К тому же выводу приводит и психогенетический и психологический опыт. Как известно, для мировосприятия ребенка и первобытного человека характерно, что они сознают себя всегда и повсеместно окруженными потенциями «ты-образного» характера, что для них весь мир исполнен «духов», одушевленных сил, к которым они стоят в отношении «я-ты»; и Бергсон в своих «Deux sources de la morale et de la religion»[91] мастерски показал (в противоположность Леви-Брюлю), что все мы – несмотря на нашу «просвещенность» – в нашей инстинктивно-непосредственной жизненной установке остаемся «детьми» и «первобытными людьми», т. е. что здесь дело идет не об онтогенетической или филогенетической ступени духовного развития человека, а о постоянной, основоположной тенденции человеческого духа. Рационально-предметное сознание, заменяющее царство духов, в котором мы соучаствуем, миром вещей, в котором мы трезво и хладнокровно «ориентируемся», – другими словами, превращающее все «ты» в «оно», – только наслаивается на эту основоположную жизненную установку и заслоняет ее, но отнюдь не вытесняет и не уничтожает. А на высочайшей ступени духовного развития – как, напр., в религиозной, жизни такого гения, как Франциск Ассизский – не только волки, птицы и рыбы, но даже солнце, ветер, даже смерть и собственное тело становятся «братьями» и «сестрами», переживаются как некие «ты».

Что сделать: Что, согласно тексту о мировосприятии, становится «братьями» и «сестрами» в религиозной жизни Франциска Ассизского?

Фрагменты данных:
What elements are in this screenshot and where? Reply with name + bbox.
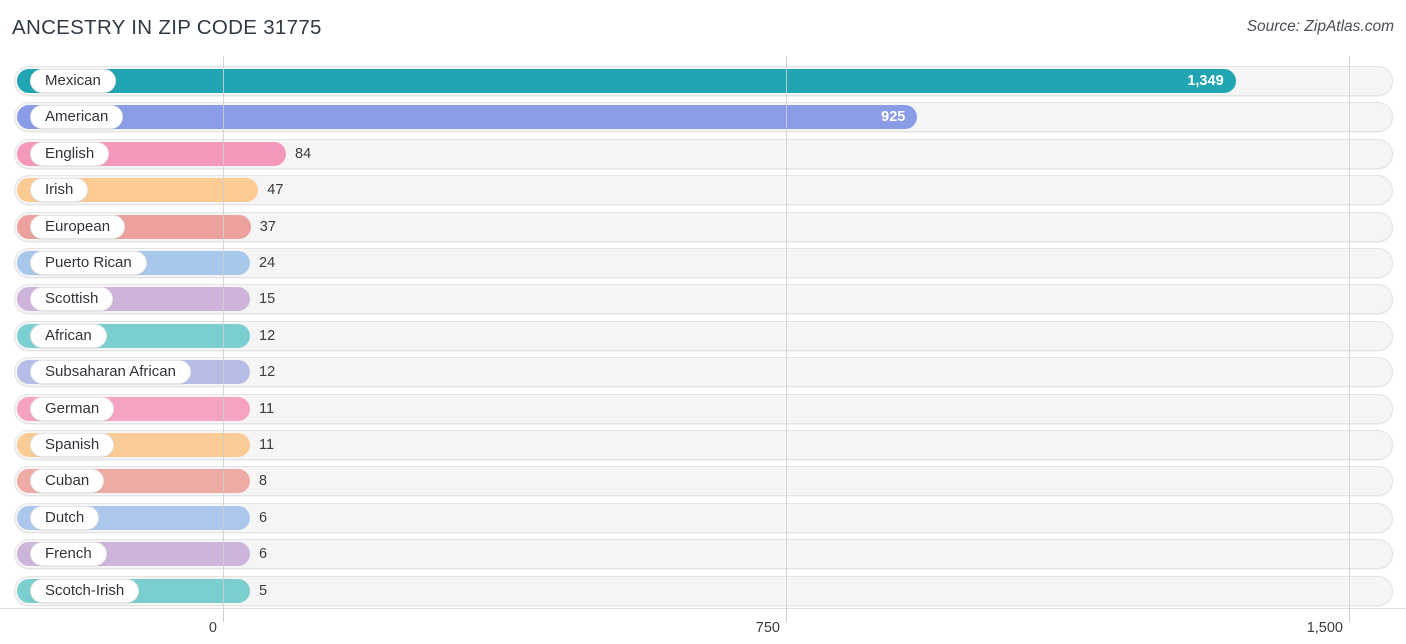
bar-category-label[interactable]: English bbox=[30, 141, 110, 166]
bar-row[interactable]: 84 English bbox=[14, 138, 1393, 169]
bar-category-label[interactable]: French bbox=[30, 542, 107, 567]
bar-category-label[interactable]: Irish bbox=[30, 178, 89, 203]
bar-row[interactable]: 37 European bbox=[14, 211, 1393, 242]
tick-label: 1,500 bbox=[1306, 620, 1343, 636]
bar-value-label: 37 bbox=[259, 218, 276, 235]
plot-area: 1,349 Mexican 925 American 84 English 47 Irish 3… bbox=[0, 56, 1406, 608]
tick-mark bbox=[786, 608, 787, 622]
ancestry-bar-chart: ANCESTRY IN ZIP CODE 31775 Source: ZipAt… bbox=[0, 0, 1406, 644]
source-attribution: Source: ZipAtlas.com bbox=[1246, 18, 1394, 35]
bar-category-label[interactable]: German bbox=[30, 396, 115, 421]
bar-row[interactable]: 6 French bbox=[14, 539, 1393, 570]
bar-category-label[interactable]: American bbox=[30, 105, 124, 130]
bar-row[interactable]: 12 African bbox=[14, 320, 1393, 351]
bar-value-label: 12 bbox=[259, 364, 276, 381]
bar-category-label[interactable]: Spanish bbox=[30, 433, 115, 457]
bar-category-label[interactable]: European bbox=[30, 214, 126, 239]
bar-value-label: 11 bbox=[259, 437, 275, 453]
bar-row[interactable]: 6 Dutch bbox=[14, 502, 1393, 533]
bar-value-label: 12 bbox=[259, 327, 276, 344]
bar-value-label: 84 bbox=[295, 145, 312, 162]
bar-value-label: 15 bbox=[259, 291, 276, 308]
page-title: ANCESTRY IN ZIP CODE 31775 bbox=[12, 16, 322, 39]
bar-row[interactable]: 12 Subsaharan African bbox=[14, 357, 1393, 388]
bar-row[interactable]: 1,349 Mexican bbox=[14, 66, 1393, 96]
bar-row[interactable]: 11 German bbox=[14, 393, 1393, 424]
bar[interactable]: 1,349 bbox=[17, 69, 1236, 93]
bar-value-label: 47 bbox=[267, 182, 284, 199]
axis-line bbox=[0, 608, 1406, 609]
bar-category-label[interactable]: African bbox=[30, 323, 107, 348]
bar-row[interactable]: 24 Puerto Rican bbox=[14, 248, 1393, 278]
bar-row[interactable]: 11 Spanish bbox=[14, 430, 1393, 460]
chart-header: ANCESTRY IN ZIP CODE 31775 Source: ZipAt… bbox=[0, 0, 1406, 56]
bar-row[interactable]: 8 Cuban bbox=[14, 466, 1393, 497]
bar[interactable]: 925 bbox=[17, 105, 918, 130]
bar-value-label: 6 bbox=[259, 546, 268, 563]
tick-label: 750 bbox=[755, 620, 780, 636]
bar-row[interactable]: 15 Scottish bbox=[14, 284, 1393, 315]
bar-category-label[interactable]: Dutch bbox=[30, 505, 100, 530]
tick-mark bbox=[1349, 608, 1350, 622]
bar-value-label: 11 bbox=[259, 400, 275, 417]
bar-rows: 1,349 Mexican 925 American 84 English 47 Irish 3… bbox=[0, 56, 1406, 608]
bar-category-label[interactable]: Mexican bbox=[30, 69, 116, 93]
bar-value-label: 925 bbox=[881, 109, 906, 126]
bar-category-label[interactable]: Cuban bbox=[30, 469, 105, 494]
bar-category-label[interactable]: Puerto Rican bbox=[30, 251, 147, 275]
x-axis: 0 750 1,500 bbox=[0, 608, 1406, 644]
bar-category-label[interactable]: Scotch-Irish bbox=[30, 578, 140, 603]
bar-value-label: 24 bbox=[259, 255, 276, 271]
bar-row[interactable]: 925 American bbox=[14, 102, 1393, 133]
bar-value-label: 8 bbox=[259, 473, 268, 490]
bar-category-label[interactable]: Subsaharan African bbox=[30, 360, 191, 385]
bar-row[interactable]: 47 Irish bbox=[14, 175, 1393, 206]
bar-row[interactable]: 5 Scotch-Irish bbox=[14, 575, 1393, 606]
tick-mark bbox=[223, 608, 224, 622]
bar-value-label: 5 bbox=[259, 582, 268, 599]
bar-category-label[interactable]: Scottish bbox=[30, 287, 114, 312]
bar-value-label: 1,349 bbox=[1187, 73, 1224, 89]
tick-label: 0 bbox=[208, 620, 217, 636]
bar-value-label: 6 bbox=[259, 509, 268, 526]
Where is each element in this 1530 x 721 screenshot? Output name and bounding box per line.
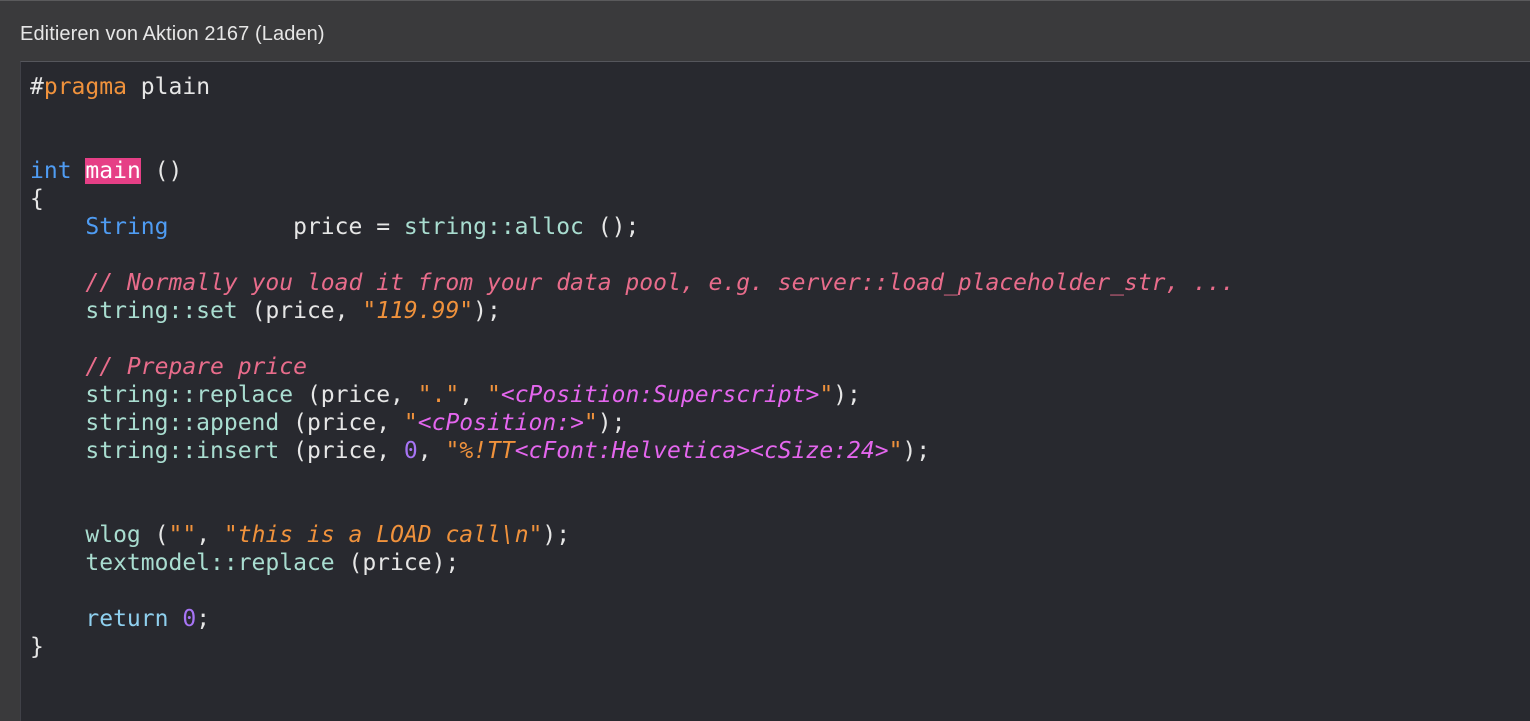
code-line[interactable] [30, 129, 1235, 157]
tag-token: <cFont:Helvetica><cSize:24> [514, 438, 889, 464]
quote-token: " [445, 438, 460, 464]
function-token: string::replace [85, 382, 294, 408]
string-token: %!TT [459, 438, 515, 464]
code-line[interactable]: return 0; [30, 605, 1235, 633]
string-token: 119.99 [376, 298, 460, 324]
quote-token: " [819, 382, 834, 408]
code-text: ); [597, 410, 626, 436]
function-token: string::append [85, 410, 280, 436]
preprocessor-hash: # [30, 74, 44, 100]
edit-action-window: Editieren von Aktion 2167 (Laden) #pragm… [0, 0, 1530, 721]
code-line[interactable]: wlog ("", "this is a LOAD call\n"); [30, 521, 1235, 549]
identifier-token: (price, [279, 438, 404, 464]
code-text: ); [473, 298, 501, 324]
preprocessor-directive: pragma [43, 74, 127, 100]
code-text: plain [126, 74, 211, 100]
tag-token: <cPosition:> [417, 410, 584, 436]
quote-token: " [223, 522, 238, 548]
code-line[interactable]: String price = string::alloc (); [30, 213, 1235, 241]
code-line[interactable] [30, 101, 1235, 129]
code-line[interactable]: string::replace (price, ".", "<cPosition… [30, 381, 1235, 409]
code-text: } [30, 634, 44, 660]
comment-token: // Normally you load it from your data p… [85, 270, 1235, 296]
identifier-token: (price, [293, 382, 418, 408]
quote-token: " [528, 522, 543, 548]
code-text: , [417, 438, 446, 464]
comment-token: // Prepare price [85, 354, 307, 380]
code-text: , [196, 522, 224, 548]
function-token: string::alloc [403, 214, 584, 240]
quote-token: " [459, 298, 474, 324]
code-line[interactable]: #pragma plain [30, 73, 1235, 101]
code-content[interactable]: #pragma plain int main (){ String price =… [30, 73, 1235, 661]
tag-token: <cPosition:Superscript> [500, 382, 820, 408]
identifier-token: (price, [279, 410, 404, 436]
quote-token: "" [168, 522, 197, 548]
dialog-title: Editieren von Aktion 2167 (Laden) [20, 23, 325, 45]
quote-token: " [403, 410, 418, 436]
highlighted-match: main [85, 158, 141, 184]
code-editor[interactable]: #pragma plain int main (){ String price =… [20, 61, 1530, 721]
code-text: ); [542, 522, 571, 548]
code-text: (); [583, 214, 640, 240]
code-text: , [459, 382, 487, 408]
function-token: wlog [85, 522, 141, 548]
number-token: 0 [403, 438, 418, 464]
function-token: string::set [85, 298, 238, 324]
code-line[interactable]: // Normally you load it from your data p… [30, 269, 1235, 297]
quote-token: " [486, 382, 501, 408]
code-line[interactable]: string::set (price, "119.99"); [30, 297, 1235, 325]
keyword-token: String [85, 214, 169, 240]
identifier-token: (price); [334, 550, 460, 576]
function-token: textmodel::replace [85, 550, 335, 576]
code-line[interactable]: } [30, 633, 1235, 661]
identifier-token: (price, [237, 298, 363, 324]
code-line[interactable]: int main () [30, 157, 1235, 185]
code-line[interactable]: // Prepare price [30, 353, 1235, 381]
code-text: ); [833, 382, 861, 408]
code-line[interactable]: string::append (price, "<cPosition:>"); [30, 409, 1235, 437]
code-text: { [30, 186, 44, 212]
keyword-token: int [30, 158, 72, 184]
code-line[interactable] [30, 241, 1235, 269]
code-text: ); [902, 438, 931, 464]
code-line[interactable]: { [30, 185, 1235, 213]
code-line[interactable]: string::insert (price, 0, "%!TT<cFont:He… [30, 437, 1235, 465]
code-text: ; [196, 606, 211, 632]
code-line[interactable] [30, 493, 1235, 521]
code-text: ( [140, 522, 169, 548]
code-line[interactable] [30, 465, 1235, 493]
identifier-token: price = [168, 214, 404, 240]
number-token: 0 [182, 606, 197, 632]
code-text: () [140, 158, 183, 184]
function-token: string::insert [85, 438, 280, 464]
code-line[interactable] [30, 577, 1235, 605]
quote-token: " [362, 298, 377, 324]
quote-token: " [888, 438, 903, 464]
quote-token: " [583, 410, 598, 436]
string-token: this is a LOAD call\n [237, 522, 529, 548]
quote-token: "." [417, 382, 460, 408]
code-line[interactable]: textmodel::replace (price); [30, 549, 1235, 577]
return-keyword: return [85, 606, 169, 632]
code-line[interactable] [30, 325, 1235, 353]
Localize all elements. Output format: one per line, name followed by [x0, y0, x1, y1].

Разбор решения: Волки, птицы и рыбы, а также солнце, ветер, смерть и собственное тело.